STATED PROBLEM: The entries below should be output exactly as written.

________________________

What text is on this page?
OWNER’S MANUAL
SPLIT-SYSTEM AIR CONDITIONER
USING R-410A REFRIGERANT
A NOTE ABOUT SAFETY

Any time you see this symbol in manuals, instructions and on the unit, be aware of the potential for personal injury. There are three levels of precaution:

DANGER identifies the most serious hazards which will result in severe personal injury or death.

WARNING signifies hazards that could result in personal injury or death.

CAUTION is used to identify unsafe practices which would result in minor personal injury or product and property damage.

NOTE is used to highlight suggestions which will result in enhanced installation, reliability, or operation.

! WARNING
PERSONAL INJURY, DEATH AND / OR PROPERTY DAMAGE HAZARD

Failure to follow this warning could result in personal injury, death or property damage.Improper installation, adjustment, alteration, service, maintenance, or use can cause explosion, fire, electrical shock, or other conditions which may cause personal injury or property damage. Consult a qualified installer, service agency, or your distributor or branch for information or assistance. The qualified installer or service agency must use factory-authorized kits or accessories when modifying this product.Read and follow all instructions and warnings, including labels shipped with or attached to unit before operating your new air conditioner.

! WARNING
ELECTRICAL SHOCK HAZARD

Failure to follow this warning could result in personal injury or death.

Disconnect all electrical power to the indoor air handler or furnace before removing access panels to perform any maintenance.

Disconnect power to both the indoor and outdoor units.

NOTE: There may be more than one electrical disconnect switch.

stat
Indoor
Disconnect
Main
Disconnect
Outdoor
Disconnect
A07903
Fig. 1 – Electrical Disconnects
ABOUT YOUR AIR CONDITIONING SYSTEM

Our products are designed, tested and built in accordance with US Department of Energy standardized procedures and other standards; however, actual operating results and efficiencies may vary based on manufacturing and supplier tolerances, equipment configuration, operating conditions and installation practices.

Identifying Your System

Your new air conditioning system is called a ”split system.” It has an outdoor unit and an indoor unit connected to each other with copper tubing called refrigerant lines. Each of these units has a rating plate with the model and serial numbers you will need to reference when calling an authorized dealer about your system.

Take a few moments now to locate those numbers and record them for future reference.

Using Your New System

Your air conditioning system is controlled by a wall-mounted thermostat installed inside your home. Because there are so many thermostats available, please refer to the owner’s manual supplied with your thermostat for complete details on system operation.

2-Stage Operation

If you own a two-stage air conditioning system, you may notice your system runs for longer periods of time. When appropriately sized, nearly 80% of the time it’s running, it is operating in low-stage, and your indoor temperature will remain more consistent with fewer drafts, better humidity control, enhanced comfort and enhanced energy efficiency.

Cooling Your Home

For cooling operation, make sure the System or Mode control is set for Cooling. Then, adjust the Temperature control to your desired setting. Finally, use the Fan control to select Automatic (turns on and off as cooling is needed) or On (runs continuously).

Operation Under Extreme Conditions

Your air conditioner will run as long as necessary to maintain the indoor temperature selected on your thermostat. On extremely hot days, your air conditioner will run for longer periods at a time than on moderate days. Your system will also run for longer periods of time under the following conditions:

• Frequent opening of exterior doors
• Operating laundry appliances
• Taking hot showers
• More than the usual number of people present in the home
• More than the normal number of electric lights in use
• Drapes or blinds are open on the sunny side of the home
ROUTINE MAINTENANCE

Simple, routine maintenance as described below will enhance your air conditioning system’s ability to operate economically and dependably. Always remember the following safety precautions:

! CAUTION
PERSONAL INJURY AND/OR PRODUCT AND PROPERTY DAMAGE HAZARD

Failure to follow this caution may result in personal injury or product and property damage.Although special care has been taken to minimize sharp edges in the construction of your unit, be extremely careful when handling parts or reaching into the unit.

________________________

TASK OUTPUT:
What text is on this page?
OWNER’S MANUAL
SPLIT-SYSTEM AIR CONDITIONER
USING R-410A REFRIGERANT
A NOTE ABOUT SAFETY

Any time you see this symbol in manuals, instructions and on the unit, be aware of the potential for personal injury. There are three levels of precaution:

DANGER identifies the most serious hazards which will result in severe personal injury or death.

WARNING signifies hazards that could result in personal injury or death.

CAUTION is used to identify unsafe practices which would result in minor personal injury or product and property damage.

NOTE is used to highlight suggestions which will result in enhanced installation, reliability, or operation.

! WARNING
PERSONAL INJURY, DEATH AND / OR PROPERTY DAMAGE HAZARD

Failure to follow this warning could result in personal injury, death or property damage.Improper installation, adjustment, alteration, service, maintenance, or use can cause explosion, fire, electrical shock, or other conditions which may cause personal injury or property damage. Consult a qualified installer, service agency, or your distributor or branch for information or assistance. The qualified installer or service agency must use factory-authorized kits or accessories when modifying this product.Read and follow all instructions and warnings, including labels shipped with or attached to unit before operating your new air conditioner.

! WARNING
ELECTRICAL SHOCK HAZARD

Failure to follow this warning could result in personal injury or death.

Disconnect all electrical power to the indoor air handler or furnace before removing access panels to perform any maintenance.

Disconnect power to both the indoor and outdoor units.

NOTE: There may be more than one electrical disconnect switch.

stat
Indoor
Disconnect
Main
Disconnect
Outdoor
Disconnect
A07903
Fig. 1 – Electrical Disconnects
ABOUT YOUR AIR CONDITIONING SYSTEM

Our products are designed, tested and built in accordance with US Department of Energy standardized procedures and other standards; however, actual operating results and efficiencies may vary based on manufacturing and supplier tolerances, equipment configuration, operating conditions and installation practices.

Identifying Your System

Your new air conditioning system is called a ”split system.” It has an outdoor unit and an indoor unit connected to each other with copper tubing called refrigerant lines. Each of these units has a rating plate with the model and serial numbers you will need to reference when calling an authorized dealer about your system.

Take a few moments now to locate those numbers and record them for future reference.

Using Your New System

Your air conditioning system is controlled by a wall-mounted thermostat installed inside your home. Because there are so many thermostats available, please refer to the owner’s manual supplied with your thermostat for complete details on system operation.

2-Stage Operation

If you own a two-stage air conditioning system, you may notice your system runs for longer periods of time. When appropriately sized, nearly 80% of the time it’s running, it is operating in low-stage, and your indoor temperature will remain more consistent with fewer drafts, better humidity control, enhanced comfort and enhanced energy efficiency.

Cooling Your Home

For cooling operation, make sure the System or Mode control is set for Cooling. Then, adjust the Temperature control to your desired setting. Finally, use the Fan control to select Automatic (turns on and off as cooling is needed) or On (runs continuously).

Operation Under Extreme Conditions

Your air conditioner will run as long as necessary to maintain the indoor temperature selected on your thermostat. On extremely hot days, your air conditioner will run for longer periods at a time than on moderate days. Your system will also run for longer periods of time under the following conditions:

• Frequent opening of exterior doors
• Operating laundry appliances
• Taking hot showers
• More than the usual number of people present in the home
• More than the normal number of electric lights in use
• Drapes or blinds are open on the sunny side of the home
ROUTINE MAINTENANCE

Simple, routine maintenance as described below will enhance your air conditioning system’s ability to operate economically and dependably. Always remember the following safety precautions:

! CAUTION
PERSONAL INJURY AND/OR PRODUCT AND PROPERTY DAMAGE HAZARD

Failure to follow this caution may result in personal injury or product and property damage.Although special care has been taken to minimize sharp edges in the construction of your unit, be extremely careful when handling parts or reaching into the unit.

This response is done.